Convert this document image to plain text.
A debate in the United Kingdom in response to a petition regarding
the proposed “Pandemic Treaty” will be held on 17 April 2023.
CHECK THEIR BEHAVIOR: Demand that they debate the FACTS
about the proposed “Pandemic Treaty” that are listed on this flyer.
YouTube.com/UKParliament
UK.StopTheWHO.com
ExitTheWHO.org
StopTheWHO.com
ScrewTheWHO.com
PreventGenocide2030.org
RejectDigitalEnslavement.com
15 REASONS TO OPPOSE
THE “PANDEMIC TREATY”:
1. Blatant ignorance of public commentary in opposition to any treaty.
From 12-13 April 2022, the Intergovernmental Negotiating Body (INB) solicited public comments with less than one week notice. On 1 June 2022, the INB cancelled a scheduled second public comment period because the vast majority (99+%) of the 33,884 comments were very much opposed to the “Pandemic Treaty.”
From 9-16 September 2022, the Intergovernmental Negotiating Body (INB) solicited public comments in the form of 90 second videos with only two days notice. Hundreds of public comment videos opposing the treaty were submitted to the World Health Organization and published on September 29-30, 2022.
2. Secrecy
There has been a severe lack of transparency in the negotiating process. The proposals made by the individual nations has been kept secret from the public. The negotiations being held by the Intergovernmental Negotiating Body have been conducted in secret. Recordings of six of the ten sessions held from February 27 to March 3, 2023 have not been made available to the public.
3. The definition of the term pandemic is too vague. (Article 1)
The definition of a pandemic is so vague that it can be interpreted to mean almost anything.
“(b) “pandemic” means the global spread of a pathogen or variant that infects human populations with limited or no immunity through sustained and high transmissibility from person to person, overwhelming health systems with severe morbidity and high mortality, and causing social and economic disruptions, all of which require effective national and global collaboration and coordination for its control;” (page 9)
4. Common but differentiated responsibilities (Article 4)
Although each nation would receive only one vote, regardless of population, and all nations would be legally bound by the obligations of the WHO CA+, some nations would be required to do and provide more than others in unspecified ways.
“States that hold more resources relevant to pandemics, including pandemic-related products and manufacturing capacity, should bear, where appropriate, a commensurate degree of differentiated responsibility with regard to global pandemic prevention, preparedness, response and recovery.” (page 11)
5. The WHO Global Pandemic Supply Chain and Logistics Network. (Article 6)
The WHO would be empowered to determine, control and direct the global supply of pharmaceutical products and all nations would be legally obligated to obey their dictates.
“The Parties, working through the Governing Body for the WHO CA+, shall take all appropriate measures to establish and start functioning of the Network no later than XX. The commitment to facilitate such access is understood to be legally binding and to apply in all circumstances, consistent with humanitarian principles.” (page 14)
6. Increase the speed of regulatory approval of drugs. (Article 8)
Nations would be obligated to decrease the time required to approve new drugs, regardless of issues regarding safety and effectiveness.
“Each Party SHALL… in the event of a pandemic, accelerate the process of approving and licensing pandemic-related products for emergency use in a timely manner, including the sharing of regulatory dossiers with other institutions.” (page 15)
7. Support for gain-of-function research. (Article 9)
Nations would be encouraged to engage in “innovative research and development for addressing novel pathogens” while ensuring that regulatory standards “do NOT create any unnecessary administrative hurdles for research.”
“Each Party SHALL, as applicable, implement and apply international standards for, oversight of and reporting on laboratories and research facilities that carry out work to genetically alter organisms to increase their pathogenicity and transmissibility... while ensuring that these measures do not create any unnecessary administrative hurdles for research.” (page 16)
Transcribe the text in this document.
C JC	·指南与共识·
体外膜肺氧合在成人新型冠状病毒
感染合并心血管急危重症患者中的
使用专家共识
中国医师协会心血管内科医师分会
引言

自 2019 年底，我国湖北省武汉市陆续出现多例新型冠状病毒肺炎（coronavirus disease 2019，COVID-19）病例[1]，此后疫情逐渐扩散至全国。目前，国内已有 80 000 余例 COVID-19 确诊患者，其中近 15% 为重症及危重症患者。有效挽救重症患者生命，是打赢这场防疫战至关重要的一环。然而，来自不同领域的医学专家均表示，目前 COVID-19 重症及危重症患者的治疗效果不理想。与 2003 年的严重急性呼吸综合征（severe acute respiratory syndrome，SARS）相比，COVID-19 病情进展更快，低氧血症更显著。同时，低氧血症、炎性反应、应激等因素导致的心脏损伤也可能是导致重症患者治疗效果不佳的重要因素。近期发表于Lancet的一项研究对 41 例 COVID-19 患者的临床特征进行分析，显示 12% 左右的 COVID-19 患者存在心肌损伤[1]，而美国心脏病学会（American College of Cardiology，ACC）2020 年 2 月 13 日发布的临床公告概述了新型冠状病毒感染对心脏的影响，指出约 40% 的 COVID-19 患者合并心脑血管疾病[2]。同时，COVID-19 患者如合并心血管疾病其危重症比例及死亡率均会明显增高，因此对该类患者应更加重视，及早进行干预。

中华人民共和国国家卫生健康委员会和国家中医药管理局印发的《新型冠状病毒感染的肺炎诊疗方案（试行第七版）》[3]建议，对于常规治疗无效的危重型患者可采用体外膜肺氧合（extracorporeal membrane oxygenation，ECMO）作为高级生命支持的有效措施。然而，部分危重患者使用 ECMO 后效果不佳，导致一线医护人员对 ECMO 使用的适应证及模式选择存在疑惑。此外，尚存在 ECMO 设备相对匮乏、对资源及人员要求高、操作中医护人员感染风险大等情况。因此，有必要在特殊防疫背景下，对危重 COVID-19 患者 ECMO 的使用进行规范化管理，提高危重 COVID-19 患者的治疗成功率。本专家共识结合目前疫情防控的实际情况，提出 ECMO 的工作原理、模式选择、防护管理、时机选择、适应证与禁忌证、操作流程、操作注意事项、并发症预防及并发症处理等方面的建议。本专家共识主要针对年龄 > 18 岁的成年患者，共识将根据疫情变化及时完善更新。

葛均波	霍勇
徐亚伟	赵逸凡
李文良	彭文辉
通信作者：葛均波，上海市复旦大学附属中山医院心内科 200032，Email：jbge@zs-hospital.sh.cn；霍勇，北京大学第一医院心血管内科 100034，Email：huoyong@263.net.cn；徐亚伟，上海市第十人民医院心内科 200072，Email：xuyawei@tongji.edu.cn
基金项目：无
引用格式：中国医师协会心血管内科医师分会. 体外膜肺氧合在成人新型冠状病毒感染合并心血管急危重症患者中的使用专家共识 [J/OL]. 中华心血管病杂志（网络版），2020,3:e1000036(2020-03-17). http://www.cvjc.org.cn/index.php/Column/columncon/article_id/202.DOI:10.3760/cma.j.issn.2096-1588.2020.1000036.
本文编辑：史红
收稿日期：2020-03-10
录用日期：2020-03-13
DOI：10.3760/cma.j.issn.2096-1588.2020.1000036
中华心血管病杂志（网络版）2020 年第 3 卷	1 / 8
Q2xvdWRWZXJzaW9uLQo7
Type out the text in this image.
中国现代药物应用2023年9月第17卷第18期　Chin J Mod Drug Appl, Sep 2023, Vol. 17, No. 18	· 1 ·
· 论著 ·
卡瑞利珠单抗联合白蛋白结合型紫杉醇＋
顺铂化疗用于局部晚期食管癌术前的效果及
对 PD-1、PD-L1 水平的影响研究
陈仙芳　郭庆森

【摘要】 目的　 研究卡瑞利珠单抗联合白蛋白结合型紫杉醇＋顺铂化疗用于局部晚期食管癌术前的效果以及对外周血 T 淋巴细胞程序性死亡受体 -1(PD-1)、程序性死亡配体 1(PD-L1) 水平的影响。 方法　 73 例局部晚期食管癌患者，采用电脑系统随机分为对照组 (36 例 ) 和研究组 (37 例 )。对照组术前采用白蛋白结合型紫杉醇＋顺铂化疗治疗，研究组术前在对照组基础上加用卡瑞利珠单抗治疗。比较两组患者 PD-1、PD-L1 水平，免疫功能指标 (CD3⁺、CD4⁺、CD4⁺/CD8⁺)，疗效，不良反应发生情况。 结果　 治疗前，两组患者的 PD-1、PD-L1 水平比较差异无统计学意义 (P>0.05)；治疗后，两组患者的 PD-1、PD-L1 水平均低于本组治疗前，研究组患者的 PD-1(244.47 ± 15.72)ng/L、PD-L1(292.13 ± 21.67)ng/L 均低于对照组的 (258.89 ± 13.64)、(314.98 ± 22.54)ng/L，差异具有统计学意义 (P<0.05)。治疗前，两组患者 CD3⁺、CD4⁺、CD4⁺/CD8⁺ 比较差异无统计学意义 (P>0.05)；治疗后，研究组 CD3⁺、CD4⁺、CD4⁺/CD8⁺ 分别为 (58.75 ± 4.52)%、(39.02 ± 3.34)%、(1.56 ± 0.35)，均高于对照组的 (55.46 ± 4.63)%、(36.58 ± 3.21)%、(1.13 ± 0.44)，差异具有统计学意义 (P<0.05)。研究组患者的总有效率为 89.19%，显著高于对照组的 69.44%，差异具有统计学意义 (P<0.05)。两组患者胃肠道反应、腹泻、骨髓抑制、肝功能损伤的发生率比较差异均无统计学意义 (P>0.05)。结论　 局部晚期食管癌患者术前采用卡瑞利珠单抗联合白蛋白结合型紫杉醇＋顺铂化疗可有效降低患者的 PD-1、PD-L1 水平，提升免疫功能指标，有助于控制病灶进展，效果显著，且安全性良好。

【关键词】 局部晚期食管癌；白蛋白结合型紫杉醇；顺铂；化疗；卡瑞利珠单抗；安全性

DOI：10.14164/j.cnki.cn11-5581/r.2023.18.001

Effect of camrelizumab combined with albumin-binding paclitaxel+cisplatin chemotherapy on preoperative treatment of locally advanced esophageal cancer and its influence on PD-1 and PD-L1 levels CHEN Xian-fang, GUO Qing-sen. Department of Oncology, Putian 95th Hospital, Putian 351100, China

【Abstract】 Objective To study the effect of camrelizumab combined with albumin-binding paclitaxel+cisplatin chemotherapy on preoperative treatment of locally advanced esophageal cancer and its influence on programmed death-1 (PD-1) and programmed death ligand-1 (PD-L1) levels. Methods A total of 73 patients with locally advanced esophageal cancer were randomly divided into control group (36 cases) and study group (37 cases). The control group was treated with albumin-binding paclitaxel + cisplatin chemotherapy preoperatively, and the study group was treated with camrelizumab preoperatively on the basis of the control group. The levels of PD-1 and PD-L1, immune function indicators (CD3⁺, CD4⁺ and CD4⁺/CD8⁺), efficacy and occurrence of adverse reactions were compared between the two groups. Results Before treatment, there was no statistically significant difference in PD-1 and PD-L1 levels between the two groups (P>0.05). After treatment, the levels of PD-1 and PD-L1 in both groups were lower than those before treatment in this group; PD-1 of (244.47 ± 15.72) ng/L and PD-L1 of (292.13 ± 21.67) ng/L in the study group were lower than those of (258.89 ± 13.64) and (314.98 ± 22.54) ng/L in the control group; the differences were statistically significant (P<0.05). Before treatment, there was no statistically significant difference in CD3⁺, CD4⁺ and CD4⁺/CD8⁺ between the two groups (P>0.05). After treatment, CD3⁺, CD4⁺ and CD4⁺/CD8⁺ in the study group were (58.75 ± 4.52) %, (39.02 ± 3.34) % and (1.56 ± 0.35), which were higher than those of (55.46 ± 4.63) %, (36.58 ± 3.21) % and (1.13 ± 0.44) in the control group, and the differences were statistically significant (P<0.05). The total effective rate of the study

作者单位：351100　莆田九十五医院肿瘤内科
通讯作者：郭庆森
——————
→ The problem:
Return a copy of each line in the entries that contains "drugs".

→ Written solution:
6. Increase the speed of regulatory approval of drugs. (Article 8)
Nations would be obligated to decrease the time required to approve new drugs, regardless of issues regarding safety and effectiveness.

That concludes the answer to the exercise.